*EXERCISE AIM:* List each line of the data that holds the word "name".

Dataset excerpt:
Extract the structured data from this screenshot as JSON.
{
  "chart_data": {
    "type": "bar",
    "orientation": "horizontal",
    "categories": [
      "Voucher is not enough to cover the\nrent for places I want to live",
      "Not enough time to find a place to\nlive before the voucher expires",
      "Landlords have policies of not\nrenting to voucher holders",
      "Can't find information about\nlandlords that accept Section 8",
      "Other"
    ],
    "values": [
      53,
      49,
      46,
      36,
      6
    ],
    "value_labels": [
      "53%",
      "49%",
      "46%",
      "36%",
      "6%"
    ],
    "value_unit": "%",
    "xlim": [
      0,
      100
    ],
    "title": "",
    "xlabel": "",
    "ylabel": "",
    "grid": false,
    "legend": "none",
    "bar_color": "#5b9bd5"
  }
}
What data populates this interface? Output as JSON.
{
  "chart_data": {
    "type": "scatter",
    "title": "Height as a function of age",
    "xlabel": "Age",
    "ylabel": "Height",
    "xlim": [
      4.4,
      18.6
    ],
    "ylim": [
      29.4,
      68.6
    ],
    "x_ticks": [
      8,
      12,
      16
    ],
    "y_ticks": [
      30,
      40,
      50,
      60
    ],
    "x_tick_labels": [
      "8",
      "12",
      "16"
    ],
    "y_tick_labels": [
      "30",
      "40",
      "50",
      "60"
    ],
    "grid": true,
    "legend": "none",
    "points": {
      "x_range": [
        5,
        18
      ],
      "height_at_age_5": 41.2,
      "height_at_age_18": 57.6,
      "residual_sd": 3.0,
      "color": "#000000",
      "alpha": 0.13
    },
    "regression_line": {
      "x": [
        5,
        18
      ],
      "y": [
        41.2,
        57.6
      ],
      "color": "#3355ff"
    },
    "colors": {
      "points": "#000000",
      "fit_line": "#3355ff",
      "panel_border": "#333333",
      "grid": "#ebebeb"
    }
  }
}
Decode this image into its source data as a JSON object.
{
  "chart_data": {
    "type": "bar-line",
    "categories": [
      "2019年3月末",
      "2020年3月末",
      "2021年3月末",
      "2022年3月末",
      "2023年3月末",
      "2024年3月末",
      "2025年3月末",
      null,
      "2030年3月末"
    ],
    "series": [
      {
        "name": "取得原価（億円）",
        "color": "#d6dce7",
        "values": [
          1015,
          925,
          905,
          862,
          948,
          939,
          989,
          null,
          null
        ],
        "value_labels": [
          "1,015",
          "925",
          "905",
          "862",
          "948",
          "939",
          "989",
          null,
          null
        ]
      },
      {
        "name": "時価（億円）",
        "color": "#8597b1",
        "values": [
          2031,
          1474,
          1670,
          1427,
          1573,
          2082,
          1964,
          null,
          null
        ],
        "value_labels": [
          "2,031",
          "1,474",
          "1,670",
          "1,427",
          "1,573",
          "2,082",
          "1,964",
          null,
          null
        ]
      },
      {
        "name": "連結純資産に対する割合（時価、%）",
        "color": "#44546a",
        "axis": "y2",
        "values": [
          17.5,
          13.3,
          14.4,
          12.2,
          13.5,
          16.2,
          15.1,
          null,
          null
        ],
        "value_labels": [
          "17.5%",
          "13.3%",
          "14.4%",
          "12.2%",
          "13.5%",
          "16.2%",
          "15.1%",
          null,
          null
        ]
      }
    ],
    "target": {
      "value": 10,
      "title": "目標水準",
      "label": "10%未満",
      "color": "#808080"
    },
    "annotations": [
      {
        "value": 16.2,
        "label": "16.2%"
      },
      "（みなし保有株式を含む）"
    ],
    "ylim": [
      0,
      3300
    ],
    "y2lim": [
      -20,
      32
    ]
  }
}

*THE REPLY:*
        "name": "取得原価（億円）",
        "name": "時価（億円）",
        "name": "連結純資産に対する割合（時価、%）",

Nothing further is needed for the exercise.